STATED GOAL: Find all lines in the listing that include the word "JSON", then copy them.

RECORD SET:
::::

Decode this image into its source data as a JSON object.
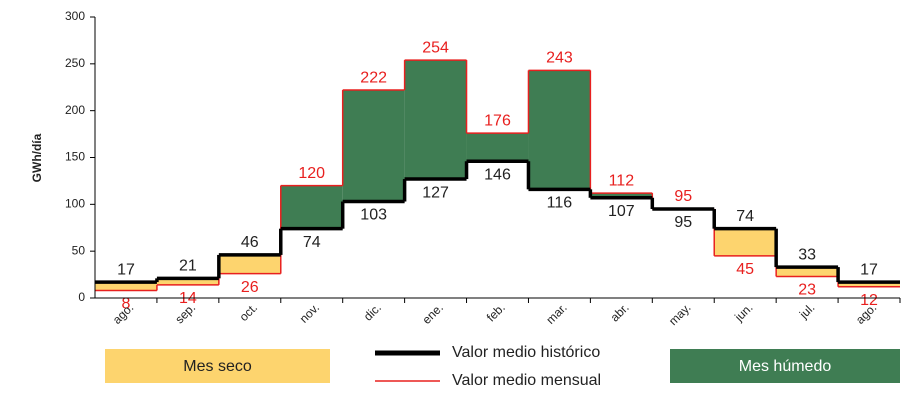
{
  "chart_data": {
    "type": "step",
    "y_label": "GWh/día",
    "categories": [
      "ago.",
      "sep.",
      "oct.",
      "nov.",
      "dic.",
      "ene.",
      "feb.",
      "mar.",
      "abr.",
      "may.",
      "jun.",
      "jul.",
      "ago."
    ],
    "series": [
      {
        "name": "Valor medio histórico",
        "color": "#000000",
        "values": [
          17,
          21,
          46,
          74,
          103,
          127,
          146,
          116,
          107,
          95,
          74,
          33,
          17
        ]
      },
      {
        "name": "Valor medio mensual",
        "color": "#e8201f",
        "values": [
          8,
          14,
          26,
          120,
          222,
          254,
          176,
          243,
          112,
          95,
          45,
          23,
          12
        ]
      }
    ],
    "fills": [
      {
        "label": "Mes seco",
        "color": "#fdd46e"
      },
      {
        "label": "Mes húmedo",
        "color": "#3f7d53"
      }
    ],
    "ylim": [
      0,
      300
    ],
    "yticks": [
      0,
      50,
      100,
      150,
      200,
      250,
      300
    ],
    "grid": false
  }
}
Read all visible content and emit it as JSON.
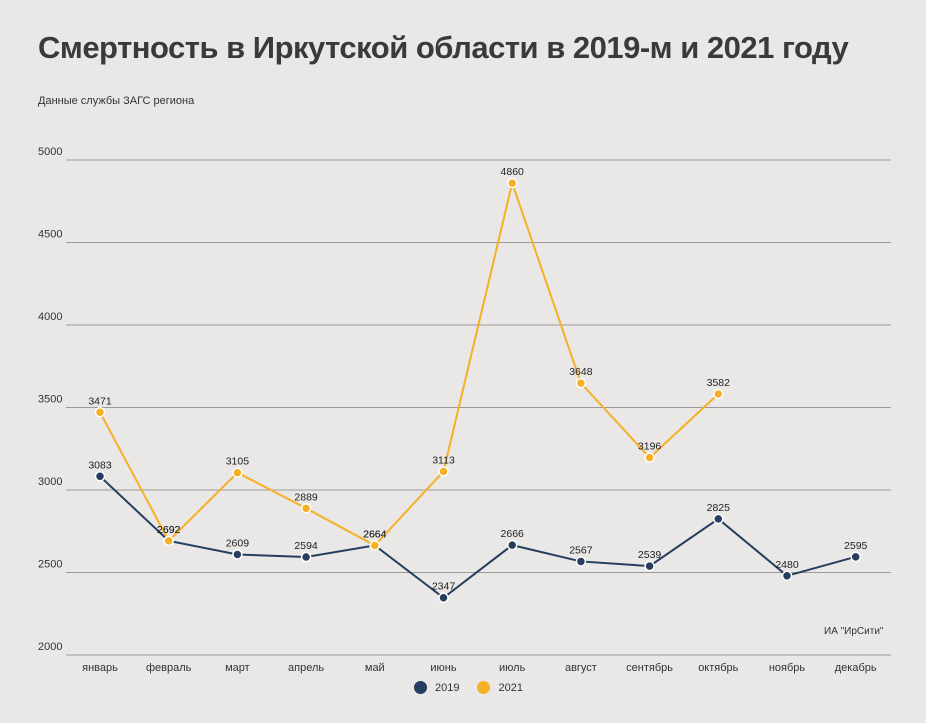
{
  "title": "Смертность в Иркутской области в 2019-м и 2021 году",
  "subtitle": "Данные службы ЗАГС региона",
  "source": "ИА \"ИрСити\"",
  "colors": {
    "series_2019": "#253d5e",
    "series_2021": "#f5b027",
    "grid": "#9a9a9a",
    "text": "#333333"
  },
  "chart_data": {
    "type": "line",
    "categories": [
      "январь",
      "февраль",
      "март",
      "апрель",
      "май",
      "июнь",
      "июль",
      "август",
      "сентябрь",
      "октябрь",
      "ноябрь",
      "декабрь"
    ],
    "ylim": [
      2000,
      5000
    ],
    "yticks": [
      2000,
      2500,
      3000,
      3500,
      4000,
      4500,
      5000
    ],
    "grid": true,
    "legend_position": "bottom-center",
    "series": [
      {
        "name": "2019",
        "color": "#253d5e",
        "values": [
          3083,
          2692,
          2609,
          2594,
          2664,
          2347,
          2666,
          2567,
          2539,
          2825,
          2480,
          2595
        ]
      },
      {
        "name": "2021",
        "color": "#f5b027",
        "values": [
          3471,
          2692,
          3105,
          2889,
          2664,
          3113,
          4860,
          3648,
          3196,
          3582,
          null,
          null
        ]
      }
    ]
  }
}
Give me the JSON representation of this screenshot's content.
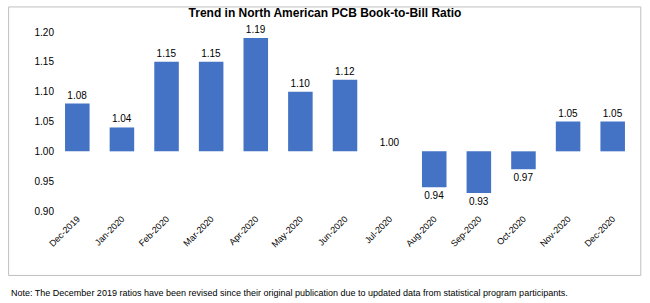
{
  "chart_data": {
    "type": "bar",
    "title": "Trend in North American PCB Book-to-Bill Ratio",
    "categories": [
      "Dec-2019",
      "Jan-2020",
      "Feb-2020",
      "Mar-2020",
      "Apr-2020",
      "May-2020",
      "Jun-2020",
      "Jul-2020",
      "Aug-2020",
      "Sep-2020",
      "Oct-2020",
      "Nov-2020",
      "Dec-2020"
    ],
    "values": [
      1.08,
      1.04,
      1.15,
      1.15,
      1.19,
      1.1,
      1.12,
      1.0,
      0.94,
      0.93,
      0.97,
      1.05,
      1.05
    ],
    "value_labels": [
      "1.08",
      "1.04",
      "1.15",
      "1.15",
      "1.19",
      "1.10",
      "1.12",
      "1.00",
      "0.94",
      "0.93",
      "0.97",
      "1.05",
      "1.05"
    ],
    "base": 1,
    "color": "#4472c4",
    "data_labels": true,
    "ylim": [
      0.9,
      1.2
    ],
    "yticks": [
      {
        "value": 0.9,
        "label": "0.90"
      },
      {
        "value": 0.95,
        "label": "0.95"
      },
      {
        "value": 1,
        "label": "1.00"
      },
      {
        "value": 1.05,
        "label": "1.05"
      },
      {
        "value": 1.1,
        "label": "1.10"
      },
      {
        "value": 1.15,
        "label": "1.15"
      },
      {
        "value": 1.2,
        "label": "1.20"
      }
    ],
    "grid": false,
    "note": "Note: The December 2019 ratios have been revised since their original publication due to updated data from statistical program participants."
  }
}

::::

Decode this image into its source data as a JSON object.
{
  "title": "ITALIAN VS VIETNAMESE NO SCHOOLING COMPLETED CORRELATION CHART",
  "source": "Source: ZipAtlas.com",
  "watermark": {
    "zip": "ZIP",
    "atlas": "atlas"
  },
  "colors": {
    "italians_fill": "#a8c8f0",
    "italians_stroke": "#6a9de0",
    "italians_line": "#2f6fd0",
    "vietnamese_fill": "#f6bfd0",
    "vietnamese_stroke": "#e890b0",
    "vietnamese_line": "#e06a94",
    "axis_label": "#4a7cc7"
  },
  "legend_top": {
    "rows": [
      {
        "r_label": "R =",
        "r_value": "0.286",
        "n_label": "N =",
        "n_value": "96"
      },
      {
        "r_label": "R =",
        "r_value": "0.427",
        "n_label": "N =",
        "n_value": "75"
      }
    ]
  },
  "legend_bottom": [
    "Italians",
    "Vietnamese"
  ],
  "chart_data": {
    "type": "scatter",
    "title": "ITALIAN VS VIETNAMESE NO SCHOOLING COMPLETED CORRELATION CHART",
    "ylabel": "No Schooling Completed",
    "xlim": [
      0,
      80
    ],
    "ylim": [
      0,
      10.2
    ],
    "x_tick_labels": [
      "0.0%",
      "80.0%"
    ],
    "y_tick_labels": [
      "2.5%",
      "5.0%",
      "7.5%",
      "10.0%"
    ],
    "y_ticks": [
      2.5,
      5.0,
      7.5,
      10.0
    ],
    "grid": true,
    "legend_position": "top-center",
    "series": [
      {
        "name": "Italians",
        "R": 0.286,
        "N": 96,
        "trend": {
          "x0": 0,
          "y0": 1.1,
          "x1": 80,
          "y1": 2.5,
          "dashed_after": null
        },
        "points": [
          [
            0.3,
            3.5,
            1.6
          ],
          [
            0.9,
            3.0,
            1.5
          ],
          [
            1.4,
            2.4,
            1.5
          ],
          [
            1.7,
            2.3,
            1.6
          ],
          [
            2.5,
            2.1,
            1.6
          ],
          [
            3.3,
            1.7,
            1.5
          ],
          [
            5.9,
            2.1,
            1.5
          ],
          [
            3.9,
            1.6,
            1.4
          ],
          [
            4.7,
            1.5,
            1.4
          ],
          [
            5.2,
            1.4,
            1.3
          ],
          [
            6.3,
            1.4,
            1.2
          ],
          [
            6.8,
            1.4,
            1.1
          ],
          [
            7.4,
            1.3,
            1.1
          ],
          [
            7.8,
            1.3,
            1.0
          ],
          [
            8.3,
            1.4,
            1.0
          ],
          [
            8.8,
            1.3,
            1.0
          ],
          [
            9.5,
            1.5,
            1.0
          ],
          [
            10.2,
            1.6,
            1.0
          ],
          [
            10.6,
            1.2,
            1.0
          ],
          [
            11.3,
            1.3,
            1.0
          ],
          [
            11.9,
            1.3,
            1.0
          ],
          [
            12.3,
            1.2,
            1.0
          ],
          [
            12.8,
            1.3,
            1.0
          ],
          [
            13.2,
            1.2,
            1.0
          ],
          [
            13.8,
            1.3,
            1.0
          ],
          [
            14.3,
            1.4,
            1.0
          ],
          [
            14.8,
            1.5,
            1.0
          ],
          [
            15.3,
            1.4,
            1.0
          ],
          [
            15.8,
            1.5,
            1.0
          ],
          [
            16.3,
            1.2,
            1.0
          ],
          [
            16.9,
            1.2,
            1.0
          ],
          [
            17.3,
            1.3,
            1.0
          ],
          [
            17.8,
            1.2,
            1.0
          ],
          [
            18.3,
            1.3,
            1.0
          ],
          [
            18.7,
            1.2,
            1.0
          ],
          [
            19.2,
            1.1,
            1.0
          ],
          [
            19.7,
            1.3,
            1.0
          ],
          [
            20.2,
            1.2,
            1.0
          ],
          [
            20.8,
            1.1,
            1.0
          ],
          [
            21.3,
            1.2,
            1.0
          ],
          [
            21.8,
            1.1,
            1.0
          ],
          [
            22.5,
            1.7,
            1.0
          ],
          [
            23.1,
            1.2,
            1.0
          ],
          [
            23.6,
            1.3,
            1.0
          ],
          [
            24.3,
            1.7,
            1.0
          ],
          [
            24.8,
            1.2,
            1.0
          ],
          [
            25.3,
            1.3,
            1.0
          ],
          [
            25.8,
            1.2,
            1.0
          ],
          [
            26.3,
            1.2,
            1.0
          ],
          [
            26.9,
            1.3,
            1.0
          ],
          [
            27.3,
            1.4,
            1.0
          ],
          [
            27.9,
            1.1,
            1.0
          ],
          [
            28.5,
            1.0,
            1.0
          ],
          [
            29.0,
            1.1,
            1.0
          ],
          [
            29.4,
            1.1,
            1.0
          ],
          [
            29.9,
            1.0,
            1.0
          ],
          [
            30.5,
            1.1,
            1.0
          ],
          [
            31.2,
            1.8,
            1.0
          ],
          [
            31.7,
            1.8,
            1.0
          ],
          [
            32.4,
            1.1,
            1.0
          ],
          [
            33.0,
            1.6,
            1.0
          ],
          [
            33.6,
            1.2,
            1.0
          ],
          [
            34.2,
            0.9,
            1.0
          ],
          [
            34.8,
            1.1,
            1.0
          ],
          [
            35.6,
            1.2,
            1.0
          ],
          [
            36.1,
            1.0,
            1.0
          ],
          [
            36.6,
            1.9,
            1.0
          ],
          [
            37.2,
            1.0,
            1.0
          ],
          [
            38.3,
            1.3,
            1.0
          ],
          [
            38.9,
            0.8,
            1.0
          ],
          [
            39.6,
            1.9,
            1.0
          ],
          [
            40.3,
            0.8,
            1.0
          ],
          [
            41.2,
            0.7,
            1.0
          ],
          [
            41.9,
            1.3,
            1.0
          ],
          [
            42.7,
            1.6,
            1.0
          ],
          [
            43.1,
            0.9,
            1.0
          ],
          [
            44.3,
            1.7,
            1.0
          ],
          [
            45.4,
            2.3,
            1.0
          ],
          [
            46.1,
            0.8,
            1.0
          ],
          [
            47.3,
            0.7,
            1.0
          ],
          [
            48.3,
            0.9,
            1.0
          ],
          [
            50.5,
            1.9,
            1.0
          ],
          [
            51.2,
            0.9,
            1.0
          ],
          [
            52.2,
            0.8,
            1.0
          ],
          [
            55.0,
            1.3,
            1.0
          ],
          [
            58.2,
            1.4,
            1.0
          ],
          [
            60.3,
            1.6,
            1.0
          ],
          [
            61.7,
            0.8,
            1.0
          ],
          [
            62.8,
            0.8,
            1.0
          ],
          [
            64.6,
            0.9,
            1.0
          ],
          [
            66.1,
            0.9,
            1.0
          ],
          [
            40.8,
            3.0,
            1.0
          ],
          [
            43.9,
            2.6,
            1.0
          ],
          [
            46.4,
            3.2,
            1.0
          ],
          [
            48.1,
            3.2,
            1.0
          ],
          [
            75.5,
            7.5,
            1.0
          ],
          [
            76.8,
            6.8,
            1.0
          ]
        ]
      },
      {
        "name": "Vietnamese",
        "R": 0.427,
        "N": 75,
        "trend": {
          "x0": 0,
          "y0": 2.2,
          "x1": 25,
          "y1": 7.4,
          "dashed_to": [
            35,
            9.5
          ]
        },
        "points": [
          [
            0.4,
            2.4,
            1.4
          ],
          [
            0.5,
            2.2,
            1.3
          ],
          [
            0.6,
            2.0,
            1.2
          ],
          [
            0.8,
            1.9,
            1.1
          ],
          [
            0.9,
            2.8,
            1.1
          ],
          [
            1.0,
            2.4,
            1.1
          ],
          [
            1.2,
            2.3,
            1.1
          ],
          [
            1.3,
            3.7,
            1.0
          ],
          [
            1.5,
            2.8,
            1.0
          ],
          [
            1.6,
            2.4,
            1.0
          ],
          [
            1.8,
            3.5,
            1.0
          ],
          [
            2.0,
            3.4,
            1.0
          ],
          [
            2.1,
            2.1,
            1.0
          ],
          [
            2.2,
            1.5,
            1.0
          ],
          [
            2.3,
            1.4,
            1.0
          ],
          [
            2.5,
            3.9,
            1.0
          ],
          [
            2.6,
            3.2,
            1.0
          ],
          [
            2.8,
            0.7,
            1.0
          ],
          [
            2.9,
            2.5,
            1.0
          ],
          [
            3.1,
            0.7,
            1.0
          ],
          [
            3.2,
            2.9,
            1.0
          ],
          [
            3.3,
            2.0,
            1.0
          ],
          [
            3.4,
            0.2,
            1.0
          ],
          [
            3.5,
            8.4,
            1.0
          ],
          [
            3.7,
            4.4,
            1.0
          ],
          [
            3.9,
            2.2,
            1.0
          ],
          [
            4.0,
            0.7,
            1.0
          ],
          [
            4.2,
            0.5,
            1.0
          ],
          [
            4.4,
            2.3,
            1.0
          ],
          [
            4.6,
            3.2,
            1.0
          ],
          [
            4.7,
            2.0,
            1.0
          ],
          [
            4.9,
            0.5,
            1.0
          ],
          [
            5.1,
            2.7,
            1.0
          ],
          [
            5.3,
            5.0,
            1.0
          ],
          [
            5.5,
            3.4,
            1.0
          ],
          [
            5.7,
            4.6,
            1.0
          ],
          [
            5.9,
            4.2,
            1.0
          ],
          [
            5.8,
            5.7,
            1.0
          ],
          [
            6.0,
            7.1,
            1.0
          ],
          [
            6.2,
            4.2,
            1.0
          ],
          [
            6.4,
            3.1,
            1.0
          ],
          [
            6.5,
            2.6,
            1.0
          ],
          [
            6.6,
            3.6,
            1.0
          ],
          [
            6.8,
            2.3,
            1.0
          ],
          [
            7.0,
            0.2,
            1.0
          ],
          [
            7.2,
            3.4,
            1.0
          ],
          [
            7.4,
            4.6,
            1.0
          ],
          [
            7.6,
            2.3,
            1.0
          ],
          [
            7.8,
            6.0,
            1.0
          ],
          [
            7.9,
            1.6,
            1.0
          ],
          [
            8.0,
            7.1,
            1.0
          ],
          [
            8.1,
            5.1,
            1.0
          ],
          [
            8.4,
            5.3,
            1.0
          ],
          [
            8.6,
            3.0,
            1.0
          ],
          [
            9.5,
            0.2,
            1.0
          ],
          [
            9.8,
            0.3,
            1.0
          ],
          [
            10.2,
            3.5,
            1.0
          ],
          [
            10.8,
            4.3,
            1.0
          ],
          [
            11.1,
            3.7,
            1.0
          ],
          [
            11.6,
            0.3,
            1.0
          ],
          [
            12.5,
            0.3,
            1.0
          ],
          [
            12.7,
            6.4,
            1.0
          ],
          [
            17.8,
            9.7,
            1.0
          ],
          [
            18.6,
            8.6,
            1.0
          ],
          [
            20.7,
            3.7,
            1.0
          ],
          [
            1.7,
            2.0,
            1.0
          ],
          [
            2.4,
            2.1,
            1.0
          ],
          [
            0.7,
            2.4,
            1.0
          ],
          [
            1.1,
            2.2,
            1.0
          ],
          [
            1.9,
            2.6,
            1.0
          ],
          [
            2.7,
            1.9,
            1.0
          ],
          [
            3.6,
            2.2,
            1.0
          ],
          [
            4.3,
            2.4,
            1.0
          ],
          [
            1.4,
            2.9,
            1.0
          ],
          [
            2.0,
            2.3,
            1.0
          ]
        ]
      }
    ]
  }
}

::::

RESULT OF THE TASK:
Decode this image into its source data as a JSON object.
Read all visible content and emit it as JSON.
Give me the JSON representation of this screenshot's content.
Decode this image into its source data as a JSON object.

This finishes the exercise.